━━ DATASET RECORDS ━━

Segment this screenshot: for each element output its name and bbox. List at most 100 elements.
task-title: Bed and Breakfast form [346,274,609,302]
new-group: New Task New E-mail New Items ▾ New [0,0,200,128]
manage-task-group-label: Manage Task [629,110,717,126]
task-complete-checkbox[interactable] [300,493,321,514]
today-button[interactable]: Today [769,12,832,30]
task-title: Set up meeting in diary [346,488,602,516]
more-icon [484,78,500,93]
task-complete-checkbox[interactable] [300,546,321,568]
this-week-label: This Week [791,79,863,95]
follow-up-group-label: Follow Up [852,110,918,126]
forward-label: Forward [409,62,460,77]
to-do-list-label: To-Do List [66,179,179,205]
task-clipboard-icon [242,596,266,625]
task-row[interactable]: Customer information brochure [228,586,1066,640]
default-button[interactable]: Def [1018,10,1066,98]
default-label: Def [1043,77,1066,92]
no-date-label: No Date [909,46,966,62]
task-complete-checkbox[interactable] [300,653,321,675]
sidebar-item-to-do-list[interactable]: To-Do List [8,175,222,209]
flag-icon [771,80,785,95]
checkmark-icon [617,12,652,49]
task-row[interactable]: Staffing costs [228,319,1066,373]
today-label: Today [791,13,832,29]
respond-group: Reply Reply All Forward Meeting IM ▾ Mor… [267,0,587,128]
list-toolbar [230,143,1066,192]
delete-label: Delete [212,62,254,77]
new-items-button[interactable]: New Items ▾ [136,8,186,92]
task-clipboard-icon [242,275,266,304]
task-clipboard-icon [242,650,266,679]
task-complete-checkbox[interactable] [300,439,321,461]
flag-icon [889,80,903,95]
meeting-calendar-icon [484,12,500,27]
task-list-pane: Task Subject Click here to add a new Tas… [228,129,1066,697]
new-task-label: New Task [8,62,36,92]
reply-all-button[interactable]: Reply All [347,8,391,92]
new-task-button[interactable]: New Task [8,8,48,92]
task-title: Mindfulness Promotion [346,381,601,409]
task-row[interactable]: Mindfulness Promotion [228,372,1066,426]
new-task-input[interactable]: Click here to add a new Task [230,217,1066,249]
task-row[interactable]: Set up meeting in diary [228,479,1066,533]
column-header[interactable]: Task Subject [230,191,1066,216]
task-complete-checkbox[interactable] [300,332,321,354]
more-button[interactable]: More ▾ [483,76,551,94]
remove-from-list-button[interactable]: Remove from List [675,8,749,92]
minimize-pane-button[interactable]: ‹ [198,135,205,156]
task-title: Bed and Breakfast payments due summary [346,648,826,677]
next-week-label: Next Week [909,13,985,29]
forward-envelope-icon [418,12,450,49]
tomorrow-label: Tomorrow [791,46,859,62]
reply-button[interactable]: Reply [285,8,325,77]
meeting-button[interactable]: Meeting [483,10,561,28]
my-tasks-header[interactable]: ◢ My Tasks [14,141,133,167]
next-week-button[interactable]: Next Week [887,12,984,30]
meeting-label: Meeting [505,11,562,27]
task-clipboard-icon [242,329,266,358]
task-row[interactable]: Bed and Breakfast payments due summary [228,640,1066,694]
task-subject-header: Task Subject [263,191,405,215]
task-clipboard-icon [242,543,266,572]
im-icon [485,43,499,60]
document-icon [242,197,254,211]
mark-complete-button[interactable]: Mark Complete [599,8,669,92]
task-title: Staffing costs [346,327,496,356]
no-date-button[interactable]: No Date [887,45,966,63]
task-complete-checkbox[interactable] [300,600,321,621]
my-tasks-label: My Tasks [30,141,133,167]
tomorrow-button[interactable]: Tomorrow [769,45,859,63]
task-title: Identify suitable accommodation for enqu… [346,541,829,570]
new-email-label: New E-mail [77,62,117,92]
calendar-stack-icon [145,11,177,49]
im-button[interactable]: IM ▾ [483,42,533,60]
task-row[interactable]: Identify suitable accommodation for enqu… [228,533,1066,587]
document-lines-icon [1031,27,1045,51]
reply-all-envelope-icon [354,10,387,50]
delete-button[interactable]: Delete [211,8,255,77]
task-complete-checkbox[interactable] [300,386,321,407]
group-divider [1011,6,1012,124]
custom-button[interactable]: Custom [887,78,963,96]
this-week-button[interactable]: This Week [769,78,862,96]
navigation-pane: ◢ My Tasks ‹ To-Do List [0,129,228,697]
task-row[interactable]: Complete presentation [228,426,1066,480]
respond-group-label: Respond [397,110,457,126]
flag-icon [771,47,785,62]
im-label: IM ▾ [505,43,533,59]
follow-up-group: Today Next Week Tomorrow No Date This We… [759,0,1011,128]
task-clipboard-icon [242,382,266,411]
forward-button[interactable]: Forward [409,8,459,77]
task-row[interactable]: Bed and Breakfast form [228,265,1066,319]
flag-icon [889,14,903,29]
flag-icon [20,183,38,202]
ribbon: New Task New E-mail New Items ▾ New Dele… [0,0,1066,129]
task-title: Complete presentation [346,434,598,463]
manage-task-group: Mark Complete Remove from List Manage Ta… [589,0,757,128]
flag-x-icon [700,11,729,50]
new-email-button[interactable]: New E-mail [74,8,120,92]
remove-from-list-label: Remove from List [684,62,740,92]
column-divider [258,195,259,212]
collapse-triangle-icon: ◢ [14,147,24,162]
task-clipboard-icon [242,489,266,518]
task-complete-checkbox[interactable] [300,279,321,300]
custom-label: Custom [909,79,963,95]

━━━

● WHAT THE TASK ASKS: Copy out every one of the rows above line for line, keeping each character and bracketed number unchanged.

● EXERCISE RESULT:
Segment this screenshot: for each element output its name and bbox. List at most 100 elements.
task-title: Bed and Breakfast form [346,274,609,302]
new-group: New Task New E-mail New Items ▾ New [0,0,200,128]
manage-task-group-label: Manage Task [629,110,717,126]
task-complete-checkbox[interactable] [300,493,321,514]
today-button[interactable]: Today [769,12,832,30]
task-title: Set up meeting in diary [346,488,602,516]
more-icon [484,78,500,93]
task-complete-checkbox[interactable] [300,546,321,568]
this-week-label: This Week [791,79,863,95]
follow-up-group-label: Follow Up [852,110,918,126]
forward-label: Forward [409,62,460,77]
to-do-list-label: To-Do List [66,179,179,205]
task-clipboard-icon [242,596,266,625]
task-row[interactable]: Customer information brochure [228,586,1066,640]
default-button[interactable]: Def [1018,10,1066,98]
default-label: Def [1043,77,1066,92]
no-date-label: No Date [909,46,966,62]
task-complete-checkbox[interactable] [300,653,321,675]
sidebar-item-to-do-list[interactable]: To-Do List [8,175,222,209]
flag-icon [771,80,785,95]
checkmark-icon [617,12,652,49]
task-row[interactable]: Staffing costs [228,319,1066,373]
today-label: Today [791,13,832,29]
respond-group: Reply Reply All Forward Meeting IM ▾ Mor… [267,0,587,128]
list-toolbar [230,143,1066,192]
delete-label: Delete [212,62,254,77]
new-items-button[interactable]: New Items ▾ [136,8,186,92]
task-clipboard-icon [242,275,266,304]
task-clipboard-icon [242,650,266,679]
task-complete-checkbox[interactable] [300,439,321,461]
flag-icon [889,80,903,95]
meeting-calendar-icon [484,12,500,27]
task-list-pane: Task Subject Click here to add a new Tas… [228,129,1066,697]
new-task-label: New Task [8,62,36,92]
reply-all-button[interactable]: Reply All [347,8,391,92]
new-task-button[interactable]: New Task [8,8,48,92]
task-title: Mindfulness Promotion [346,381,601,409]
task-row[interactable]: Mindfulness Promotion [228,372,1066,426]
new-task-input[interactable]: Click here to add a new Task [230,217,1066,249]
task-row[interactable]: Set up meeting in diary [228,479,1066,533]
column-header[interactable]: Task Subject [230,191,1066,216]
task-complete-checkbox[interactable] [300,332,321,354]
more-button[interactable]: More ▾ [483,76,551,94]
remove-from-list-button[interactable]: Remove from List [675,8,749,92]
minimize-pane-button[interactable]: ‹ [198,135,205,156]
task-title: Bed and Breakfast payments due summary [346,648,826,677]
next-week-label: Next Week [909,13,985,29]
forward-envelope-icon [418,12,450,49]
tomorrow-label: Tomorrow [791,46,859,62]
reply-button[interactable]: Reply [285,8,325,77]
meeting-button[interactable]: Meeting [483,10,561,28]
my-tasks-header[interactable]: ◢ My Tasks [14,141,133,167]
next-week-button[interactable]: Next Week [887,12,984,30]
meeting-label: Meeting [505,11,562,27]
task-clipboard-icon [242,329,266,358]
task-row[interactable]: Bed and Breakfast payments due summary [228,640,1066,694]
task-subject-header: Task Subject [263,191,405,215]
task-clipboard-icon [242,543,266,572]
im-icon [485,43,499,60]
document-icon [242,197,254,211]
mark-complete-button[interactable]: Mark Complete [599,8,669,92]
task-title: Staffing costs [346,327,496,356]
no-date-button[interactable]: No Date [887,45,966,63]
task-complete-checkbox[interactable] [300,600,321,621]
my-tasks-label: My Tasks [30,141,133,167]
tomorrow-button[interactable]: Tomorrow [769,45,859,63]
task-title: Identify suitable accommodation for enqu… [346,541,829,570]
new-email-label: New E-mail [77,62,117,92]
calendar-stack-icon [145,11,177,49]
im-button[interactable]: IM ▾ [483,42,533,60]
task-row[interactable]: Identify suitable accommodation for enqu… [228,533,1066,587]
document-lines-icon [1031,27,1045,51]
reply-all-envelope-icon [354,10,387,50]
delete-button[interactable]: Delete [211,8,255,77]
task-complete-checkbox[interactable] [300,386,321,407]
group-divider [1011,6,1012,124]
custom-button[interactable]: Custom [887,78,963,96]
this-week-button[interactable]: This Week [769,78,862,96]
navigation-pane: ◢ My Tasks ‹ To-Do List [0,129,228,697]
task-row[interactable]: Complete presentation [228,426,1066,480]
respond-group-label: Respond [397,110,457,126]
flag-icon [771,47,785,62]
im-label: IM ▾ [505,43,533,59]
follow-up-group: Today Next Week Tomorrow No Date This We… [759,0,1011,128]
task-clipboard-icon [242,382,266,411]
forward-button[interactable]: Forward [409,8,459,77]
task-row[interactable]: Bed and Breakfast form [228,265,1066,319]
flag-icon [889,14,903,29]
flag-icon [20,183,38,202]
ribbon: New Task New E-mail New Items ▾ New Dele… [0,0,1066,129]
task-title: Complete presentation [346,434,598,463]
manage-task-group: Mark Complete Remove from List Manage Ta… [589,0,757,128]
flag-x-icon [700,11,729,50]
new-email-button[interactable]: New E-mail [74,8,120,92]
remove-from-list-label: Remove from List [684,62,740,92]
column-divider [258,195,259,212]
collapse-triangle-icon: ◢ [14,147,24,162]
task-clipboard-icon [242,489,266,518]
task-complete-checkbox[interactable] [300,279,321,300]
custom-label: Custom [909,79,963,95]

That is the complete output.